Problem to work on: Report every line in the listing below where the string "love" shows up.

[BEGIN Data entries]

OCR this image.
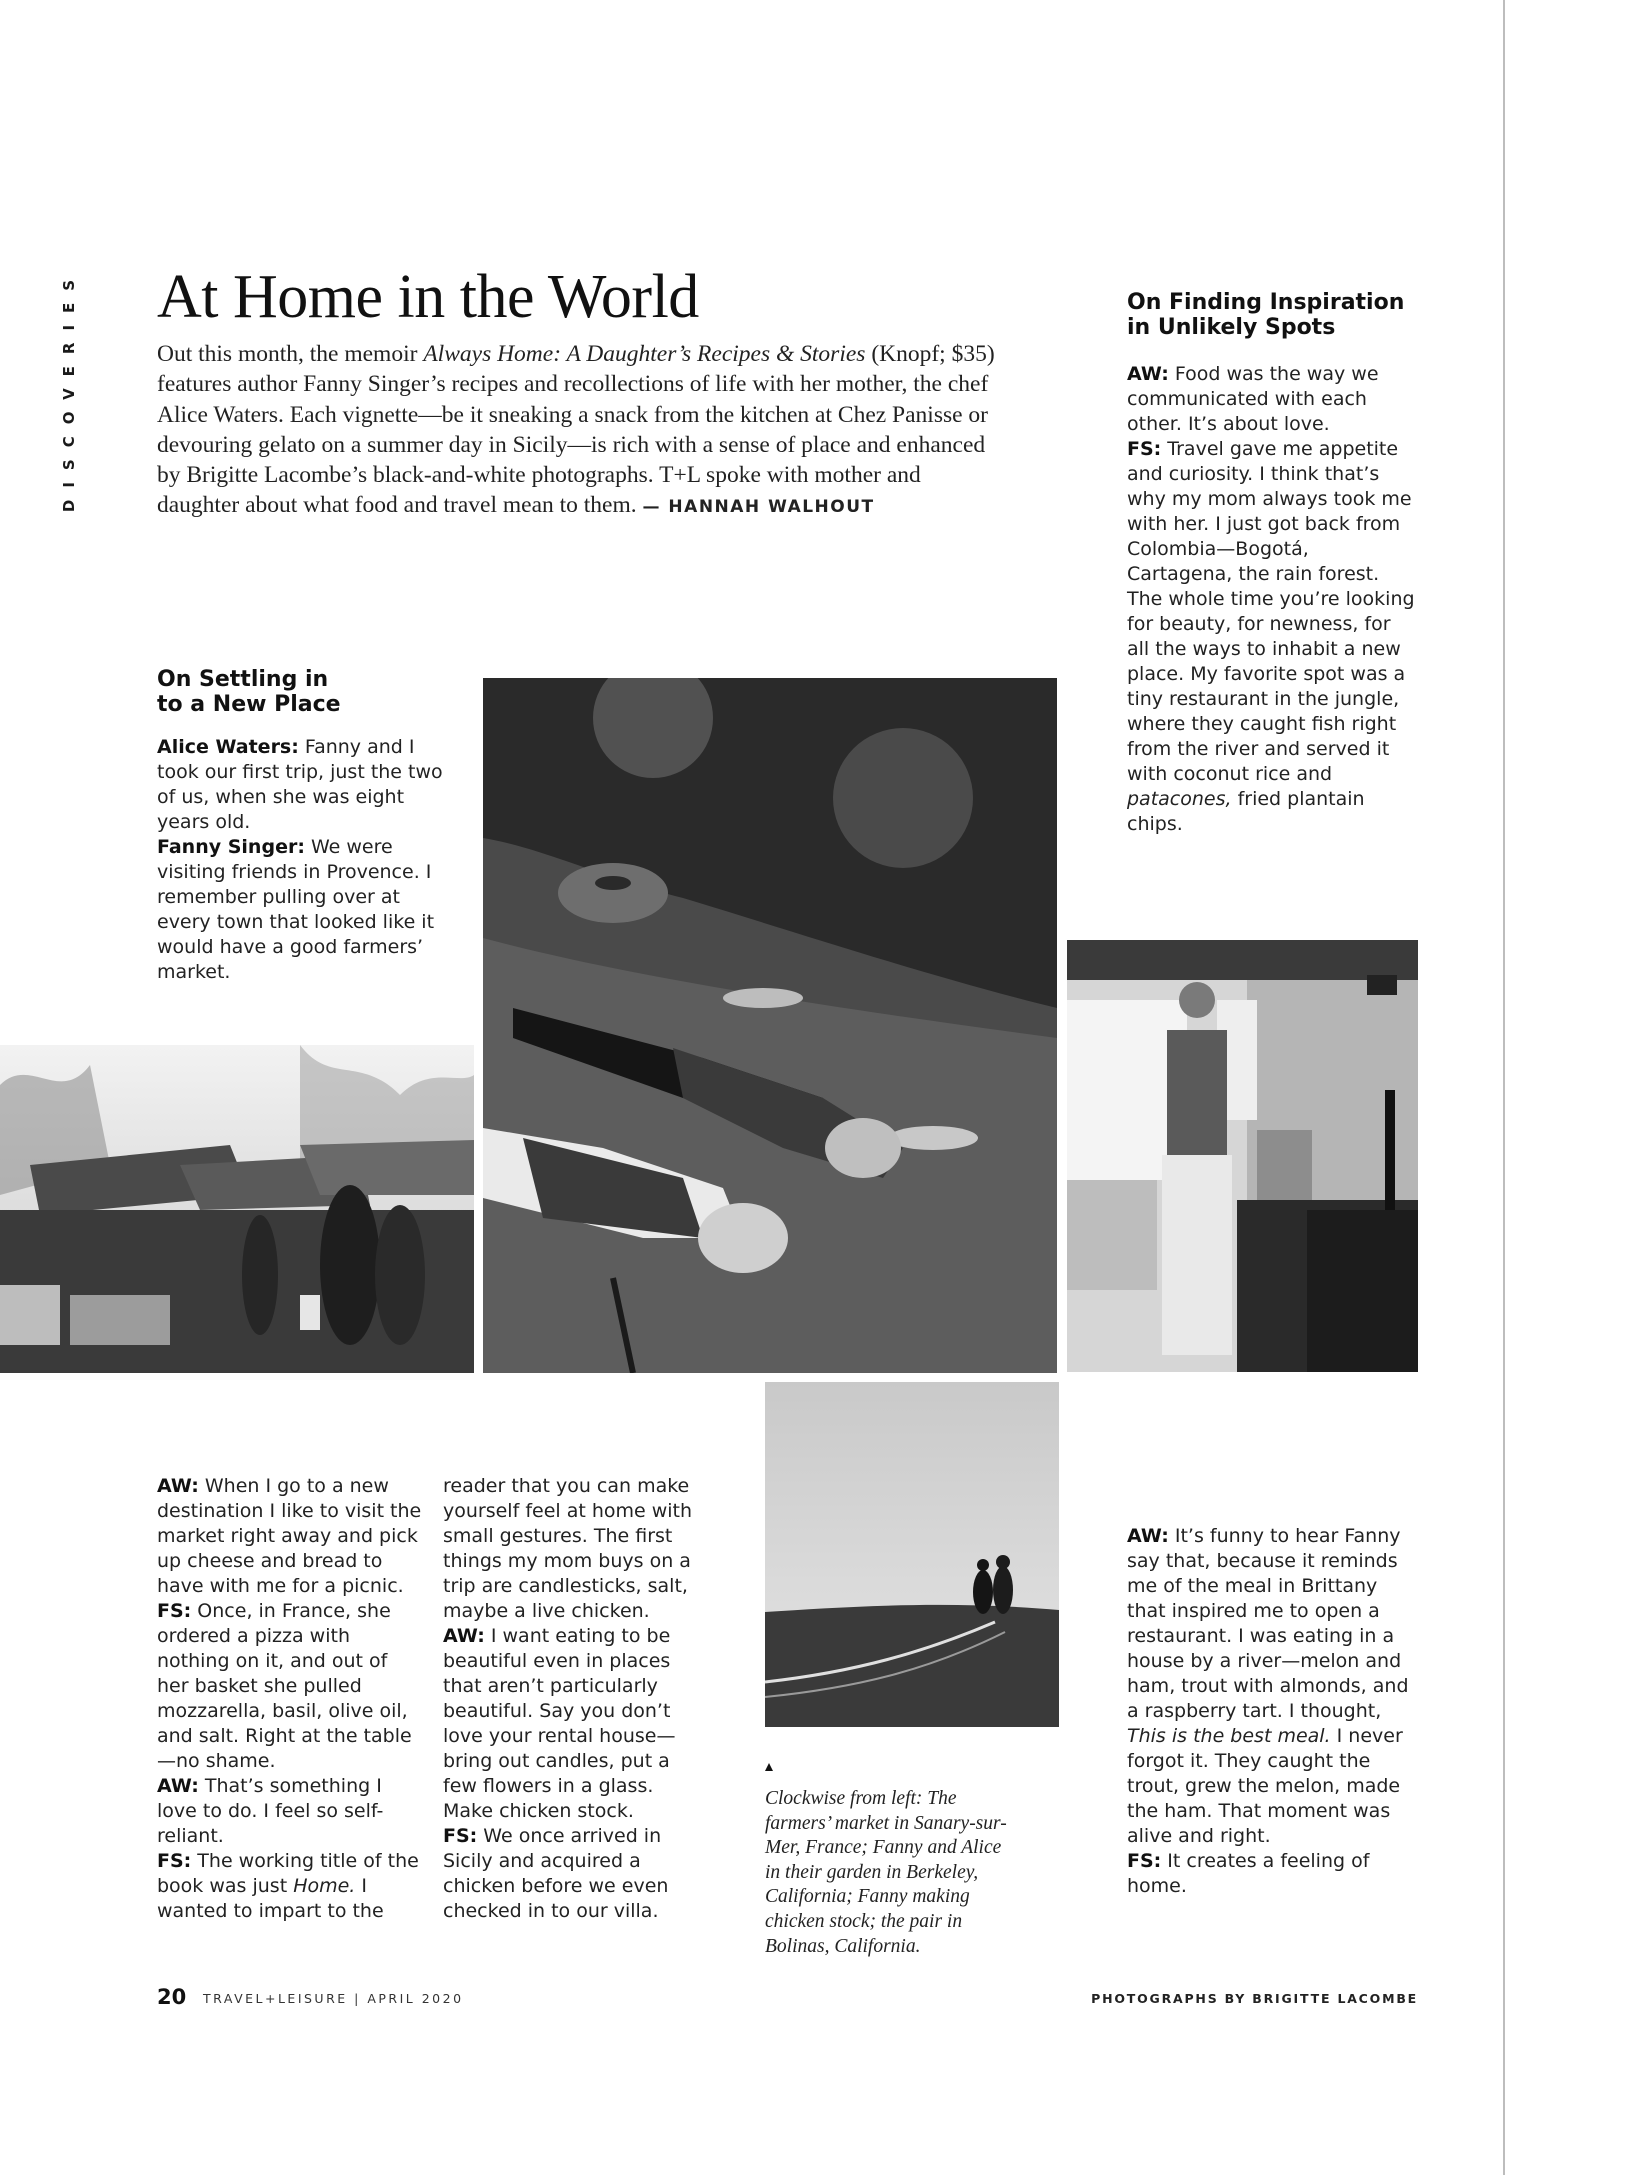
DISCOVERIES At Home in the World

Out this month, the memoir Always Home: A Daughter’s Recipes & Stories (Knopf; $35) features author Fanny Singer’s recipes and recollections of life with her mother, the chef Alice Waters. Each vignette—be it sneaking a snack from the kitchen at Chez Panisse or devouring gelato on a summer day in Sicily—is rich with a sense of place and enhanced by Brigitte Lacombe’s black-and-white photographs. T+L spoke with mother and daughter about what food and travel mean to them. — HANNAH WALHOUT

On Settling in
to a New Place

Alice Waters: Fanny and I took our first trip, just the two of us, when she was eight years old.

Fanny Singer: We were visiting friends in Provence. I remember pulling over at every town that looked like it would have a good farmers’ market.

On Finding Inspiration
in Unlikely Spots

AW: Food was the way we communicated with each other. It’s about love.

FS: Travel gave me appetite and curiosity. I think that’s why my mom always took me with her. I just got back from Colombia—Bogotá, Cartagena, the rain forest. The whole time you’re looking for beauty, for newness, for all the ways to inhabit a new place. My favorite spot was a tiny restaurant in the jungle, where they caught fish right from the river and served it with coconut rice and patacones, fried plantain chips.

AW: When I go to a new destination I like to visit the market right away and pick up cheese and bread to have with me for a picnic.

FS: Once, in France, she ordered a pizza with nothing on it, and out of her basket she pulled mozzarella, basil, olive oil, and salt. Right at the table—no shame.

AW: That’s something I love to do. I feel so self-reliant.

FS: The working title of the book was just Home. I wanted to impart to the

reader that you can make yourself feel at home with small gestures. The first things my mom buys on a trip are candlesticks, salt, maybe a live chicken.

AW: I want eating to be beautiful even in places that aren’t particularly beautiful. Say you don’t love your rental house—bring out candles, put a few flowers in a glass. Make chicken stock.

FS: We once arrived in Sicily and acquired a chicken before we even checked in to our villa.

AW: It’s funny to hear Fanny say that, because it reminds me of the meal in Brittany that inspired me to open a restaurant. I was eating in a house by a river—melon and ham, trout with almonds, and a raspberry tart. I thought, This is the best meal. I never forgot it. They caught the trout, grew the melon, made the ham. That moment was alive and right.

FS: It creates a feeling of home.

Clockwise from left: The farmers’ market in Sanary-sur-Mer, France; Fanny and Alice in their garden in Berkeley, California; Fanny making chicken stock; the pair in Bolinas, California.

20 TRAVEL+LEISURE | APRIL 2020	PHOTOGRAPHS BY BRIGITTE LACOMBE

[END Data entries]

Answer in full:
AW: Food was the way we communicated with each other. It’s about love.
AW: That’s something I love to do. I feel so self-reliant.
AW: I want eating to be beautiful even in places that aren’t particularly beautiful. Say you don’t love your rental house—bring out candles, put a few flowers in a glass. Make chicken stock.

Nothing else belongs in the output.